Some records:
☆ ☆ ☆ ☆ ☆ ☆ ☆

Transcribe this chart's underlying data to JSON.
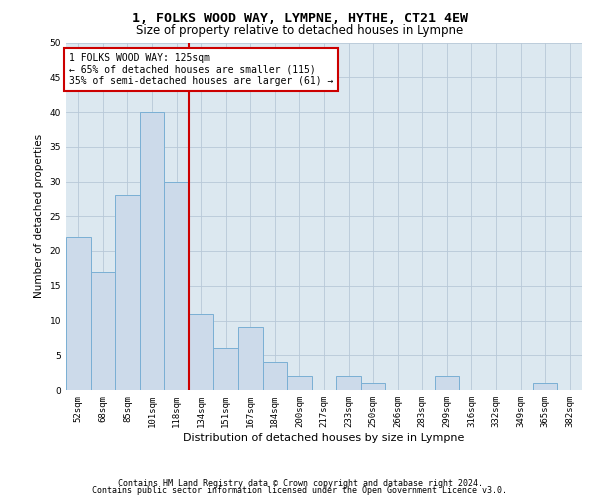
{
  "title1": "1, FOLKS WOOD WAY, LYMPNE, HYTHE, CT21 4EW",
  "title2": "Size of property relative to detached houses in Lympne",
  "xlabel": "Distribution of detached houses by size in Lympne",
  "ylabel": "Number of detached properties",
  "categories": [
    "52sqm",
    "68sqm",
    "85sqm",
    "101sqm",
    "118sqm",
    "134sqm",
    "151sqm",
    "167sqm",
    "184sqm",
    "200sqm",
    "217sqm",
    "233sqm",
    "250sqm",
    "266sqm",
    "283sqm",
    "299sqm",
    "316sqm",
    "332sqm",
    "349sqm",
    "365sqm",
    "382sqm"
  ],
  "values": [
    22,
    17,
    28,
    40,
    30,
    11,
    6,
    9,
    4,
    2,
    0,
    2,
    1,
    0,
    0,
    2,
    0,
    0,
    0,
    1,
    0
  ],
  "bar_color": "#ccdaea",
  "bar_edge_color": "#7aafd4",
  "property_line_x": 4.5,
  "annotation_line1": "1 FOLKS WOOD WAY: 125sqm",
  "annotation_line2": "← 65% of detached houses are smaller (115)",
  "annotation_line3": "35% of semi-detached houses are larger (61) →",
  "annotation_box_color": "#ffffff",
  "annotation_box_edge_color": "#cc0000",
  "property_line_color": "#cc0000",
  "ylim": [
    0,
    50
  ],
  "yticks": [
    0,
    5,
    10,
    15,
    20,
    25,
    30,
    35,
    40,
    45,
    50
  ],
  "grid_color": "#b8c8d8",
  "background_color": "#dce8f0",
  "footer1": "Contains HM Land Registry data © Crown copyright and database right 2024.",
  "footer2": "Contains public sector information licensed under the Open Government Licence v3.0.",
  "title1_fontsize": 9.5,
  "title2_fontsize": 8.5,
  "xlabel_fontsize": 8,
  "ylabel_fontsize": 7.5,
  "annot_fontsize": 7,
  "tick_fontsize": 6.5,
  "footer_fontsize": 6
}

☆ ☆ ☆ ☆ ☆ ☆ ☆

= Do this =
Scan the entries above for the word "Contains" and collect each line holding it.

= Written answer =
  "footer1": "Contains HM Land Registry data © Crown copyright and database right 2024.",
  "footer2": "Contains public sector information licensed under the Open Government Licence v3.0.",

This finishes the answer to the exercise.